## Texte sélectionné

Ainsi, en période de récession économique, la prime de risque doit augmenter, car le risque de non-remboursement augmente.

Voici le taux d’emprunt des entreprises en fonction de leur niveau de risque.

Assez logiquement, les entreprises les plus sûres (AAA) obtiennent un taux d’emprunt assez proche de celui d’un état.

On remarquera qu’en réalité, les taux d’emprunt des entreprises « Investment Grade » ne sont pas très élevés au regard du niveau du taux sans risque. La prime de risque n’est pas très élevée (à mon humble avis).

Pour obtenir un rendement attrayant, il faut envisager des obligations « high yield », c’est-à-dire prêter de l’argent à des entreprises plus fragiles. Des entreprises qui pourraient avoir des difficultés si l’économie devait traverser une période plus complexe.

## Enregistrements de données
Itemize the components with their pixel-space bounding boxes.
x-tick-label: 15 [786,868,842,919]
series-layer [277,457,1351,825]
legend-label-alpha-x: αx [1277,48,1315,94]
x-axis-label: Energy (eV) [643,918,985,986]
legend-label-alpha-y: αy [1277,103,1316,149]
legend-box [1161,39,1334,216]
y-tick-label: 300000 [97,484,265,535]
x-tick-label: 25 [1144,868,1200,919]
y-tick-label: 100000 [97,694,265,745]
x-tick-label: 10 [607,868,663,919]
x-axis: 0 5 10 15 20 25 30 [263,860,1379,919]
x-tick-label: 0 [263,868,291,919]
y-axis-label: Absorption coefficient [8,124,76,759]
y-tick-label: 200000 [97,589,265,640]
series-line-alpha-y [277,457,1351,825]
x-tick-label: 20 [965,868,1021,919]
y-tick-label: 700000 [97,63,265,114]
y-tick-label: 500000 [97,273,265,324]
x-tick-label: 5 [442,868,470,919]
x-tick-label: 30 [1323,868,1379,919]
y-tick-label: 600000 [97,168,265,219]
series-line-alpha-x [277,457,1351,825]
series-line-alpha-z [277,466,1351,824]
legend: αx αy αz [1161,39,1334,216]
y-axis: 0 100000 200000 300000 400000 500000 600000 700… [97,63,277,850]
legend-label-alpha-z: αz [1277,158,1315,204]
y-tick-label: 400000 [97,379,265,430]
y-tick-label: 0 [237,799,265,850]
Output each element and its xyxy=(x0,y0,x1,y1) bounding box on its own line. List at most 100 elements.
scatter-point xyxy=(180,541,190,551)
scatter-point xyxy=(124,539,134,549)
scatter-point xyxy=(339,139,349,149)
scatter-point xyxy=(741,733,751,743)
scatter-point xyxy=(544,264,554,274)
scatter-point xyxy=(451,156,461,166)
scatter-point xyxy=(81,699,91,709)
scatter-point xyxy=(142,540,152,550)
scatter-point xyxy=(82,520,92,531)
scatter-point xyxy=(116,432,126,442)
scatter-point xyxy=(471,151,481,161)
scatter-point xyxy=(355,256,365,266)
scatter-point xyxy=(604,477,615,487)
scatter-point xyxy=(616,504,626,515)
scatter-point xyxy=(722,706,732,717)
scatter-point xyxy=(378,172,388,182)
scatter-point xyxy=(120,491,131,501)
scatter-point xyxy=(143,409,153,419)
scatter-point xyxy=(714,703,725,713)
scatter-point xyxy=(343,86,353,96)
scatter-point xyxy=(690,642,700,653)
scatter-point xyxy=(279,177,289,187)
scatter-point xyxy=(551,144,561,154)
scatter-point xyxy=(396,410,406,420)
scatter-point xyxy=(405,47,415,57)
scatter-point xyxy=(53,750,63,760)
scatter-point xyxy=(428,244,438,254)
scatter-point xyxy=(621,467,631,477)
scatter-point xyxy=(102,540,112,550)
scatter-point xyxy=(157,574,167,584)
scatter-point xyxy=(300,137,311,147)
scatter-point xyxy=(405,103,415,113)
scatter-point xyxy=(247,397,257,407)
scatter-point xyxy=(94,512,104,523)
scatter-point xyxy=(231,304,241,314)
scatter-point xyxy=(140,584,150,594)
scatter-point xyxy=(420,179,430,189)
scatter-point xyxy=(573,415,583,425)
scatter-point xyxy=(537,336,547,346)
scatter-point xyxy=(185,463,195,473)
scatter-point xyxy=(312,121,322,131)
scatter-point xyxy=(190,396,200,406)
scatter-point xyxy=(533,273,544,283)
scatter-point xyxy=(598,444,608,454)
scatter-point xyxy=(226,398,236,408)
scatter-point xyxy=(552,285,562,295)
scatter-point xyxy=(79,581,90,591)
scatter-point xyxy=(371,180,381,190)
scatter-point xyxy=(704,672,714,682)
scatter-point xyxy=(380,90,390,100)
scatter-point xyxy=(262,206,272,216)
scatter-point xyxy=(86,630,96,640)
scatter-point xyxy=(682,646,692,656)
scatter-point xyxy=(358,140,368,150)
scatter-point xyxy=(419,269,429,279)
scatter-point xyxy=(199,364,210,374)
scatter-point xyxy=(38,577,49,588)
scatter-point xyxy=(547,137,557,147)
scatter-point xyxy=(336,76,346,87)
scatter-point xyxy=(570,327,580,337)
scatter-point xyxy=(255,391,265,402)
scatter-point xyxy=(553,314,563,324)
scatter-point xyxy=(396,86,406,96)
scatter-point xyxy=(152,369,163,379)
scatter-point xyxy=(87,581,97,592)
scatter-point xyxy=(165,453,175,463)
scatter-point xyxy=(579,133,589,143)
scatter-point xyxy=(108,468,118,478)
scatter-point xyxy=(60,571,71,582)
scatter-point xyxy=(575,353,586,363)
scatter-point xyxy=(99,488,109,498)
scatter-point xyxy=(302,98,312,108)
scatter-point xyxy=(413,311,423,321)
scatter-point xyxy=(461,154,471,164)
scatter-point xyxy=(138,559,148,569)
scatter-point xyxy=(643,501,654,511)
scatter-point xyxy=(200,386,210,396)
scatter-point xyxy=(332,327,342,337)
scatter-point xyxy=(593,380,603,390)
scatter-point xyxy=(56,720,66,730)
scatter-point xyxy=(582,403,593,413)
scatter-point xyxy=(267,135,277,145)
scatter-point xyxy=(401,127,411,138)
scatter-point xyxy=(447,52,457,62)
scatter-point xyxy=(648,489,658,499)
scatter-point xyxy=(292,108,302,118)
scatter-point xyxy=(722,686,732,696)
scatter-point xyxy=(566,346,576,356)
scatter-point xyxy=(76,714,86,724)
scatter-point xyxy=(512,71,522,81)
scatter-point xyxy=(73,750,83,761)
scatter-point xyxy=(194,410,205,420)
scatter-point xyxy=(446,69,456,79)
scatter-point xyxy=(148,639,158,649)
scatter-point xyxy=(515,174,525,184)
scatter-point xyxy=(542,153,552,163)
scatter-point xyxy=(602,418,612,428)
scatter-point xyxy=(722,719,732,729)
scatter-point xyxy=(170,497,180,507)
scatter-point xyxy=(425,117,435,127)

## Exercices à réaliser
a) D'après le texte sélectionné, comment la prime de risque doit-elle évoluer en période de récession économique ?
b) Reproduisez sans aucune modification le passage du texte sélectionné qui va de « Ainsi, en période » jusqu'à « mon humble avis). ».
Ces enregistrements proviennent d'une source distincte du texte.

## Réponses par exercice
a) Elle doit augmenter, car le risque de non-remboursement augmente.

b)
Ainsi, en période de récession économique, la prime de risque doit augmenter, car le risque de non-remboursement augmente.

Voici le taux d’emprunt des entreprises en fonction de leur niveau de risque.

Assez logiquement, les entreprises les plus sûres (AAA) obtiennent un taux d’emprunt assez proche de celui d’un état.

On remarquera qu’en réalité, les taux d’emprunt des entreprises « Investment Grade » ne sont pas très élevés au regard du niveau du taux sans risque. La prime de risque n’est pas très élevée (à mon humble avis).